| CHALLENGE |
What follows is a block of records; reproduce all of it verbatim.

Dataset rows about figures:
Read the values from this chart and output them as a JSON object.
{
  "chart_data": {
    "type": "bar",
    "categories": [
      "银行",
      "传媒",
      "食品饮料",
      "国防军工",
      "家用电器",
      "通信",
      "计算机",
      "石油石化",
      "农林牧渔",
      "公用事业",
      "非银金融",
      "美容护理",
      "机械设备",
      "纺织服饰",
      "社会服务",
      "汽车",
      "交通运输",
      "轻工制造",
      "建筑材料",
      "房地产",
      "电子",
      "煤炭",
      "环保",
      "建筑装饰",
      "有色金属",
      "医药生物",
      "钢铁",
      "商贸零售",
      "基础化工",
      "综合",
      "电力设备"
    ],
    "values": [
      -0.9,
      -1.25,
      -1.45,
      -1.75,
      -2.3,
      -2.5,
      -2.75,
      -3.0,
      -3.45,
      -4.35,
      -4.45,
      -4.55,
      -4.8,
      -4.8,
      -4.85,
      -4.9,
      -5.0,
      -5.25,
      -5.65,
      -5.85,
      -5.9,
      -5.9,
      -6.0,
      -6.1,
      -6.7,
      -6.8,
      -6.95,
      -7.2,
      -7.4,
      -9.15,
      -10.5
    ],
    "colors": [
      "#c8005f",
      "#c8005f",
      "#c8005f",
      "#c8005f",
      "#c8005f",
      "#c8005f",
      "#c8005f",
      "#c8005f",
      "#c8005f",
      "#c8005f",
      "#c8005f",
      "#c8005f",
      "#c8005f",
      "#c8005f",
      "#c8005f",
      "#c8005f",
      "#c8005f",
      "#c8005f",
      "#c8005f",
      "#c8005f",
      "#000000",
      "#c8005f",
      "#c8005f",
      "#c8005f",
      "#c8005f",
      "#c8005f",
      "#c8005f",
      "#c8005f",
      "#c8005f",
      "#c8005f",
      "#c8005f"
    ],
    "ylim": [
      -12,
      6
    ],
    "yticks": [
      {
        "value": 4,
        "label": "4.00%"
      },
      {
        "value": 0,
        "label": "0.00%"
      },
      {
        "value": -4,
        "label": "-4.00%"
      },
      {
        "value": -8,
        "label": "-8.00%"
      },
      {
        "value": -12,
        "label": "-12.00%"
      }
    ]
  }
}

| ANSWER TO THE EXERCISE |
Read the values from this chart and output them as a JSON object.
{
  "chart_data": {
    "type": "bar",
    "categories": [
      "银行",
      "传媒",
      "食品饮料",
      "国防军工",
      "家用电器",
      "通信",
      "计算机",
      "石油石化",
      "农林牧渔",
      "公用事业",
      "非银金融",
      "美容护理",
      "机械设备",
      "纺织服饰",
      "社会服务",
      "汽车",
      "交通运输",
      "轻工制造",
      "建筑材料",
      "房地产",
      "电子",
      "煤炭",
      "环保",
      "建筑装饰",
      "有色金属",
      "医药生物",
      "钢铁",
      "商贸零售",
      "基础化工",
      "综合",
      "电力设备"
    ],
    "values": [
      -0.9,
      -1.25,
      -1.45,
      -1.75,
      -2.3,
      -2.5,
      -2.75,
      -3.0,
      -3.45,
      -4.35,
      -4.45,
      -4.55,
      -4.8,
      -4.8,
      -4.85,
      -4.9,
      -5.0,
      -5.25,
      -5.65,
      -5.85,
      -5.9,
      -5.9,
      -6.0,
      -6.1,
      -6.7,
      -6.8,
      -6.95,
      -7.2,
      -7.4,
      -9.15,
      -10.5
    ],
    "colors": [
      "#c8005f",
      "#c8005f",
      "#c8005f",
      "#c8005f",
      "#c8005f",
      "#c8005f",
      "#c8005f",
      "#c8005f",
      "#c8005f",
      "#c8005f",
      "#c8005f",
      "#c8005f",
      "#c8005f",
      "#c8005f",
      "#c8005f",
      "#c8005f",
      "#c8005f",
      "#c8005f",
      "#c8005f",
      "#c8005f",
      "#000000",
      "#c8005f",
      "#c8005f",
      "#c8005f",
      "#c8005f",
      "#c8005f",
      "#c8005f",
      "#c8005f",
      "#c8005f",
      "#c8005f",
      "#c8005f"
    ],
    "ylim": [
      -12,
      6
    ],
    "yticks": [
      {
        "value": 4,
        "label": "4.00%"
      },
      {
        "value": 0,
        "label": "0.00%"
      },
      {
        "value": -4,
        "label": "-4.00%"
      },
      {
        "value": -8,
        "label": "-8.00%"
      },
      {
        "value": -12,
        "label": "-12.00%"
      }
    ]
  }
}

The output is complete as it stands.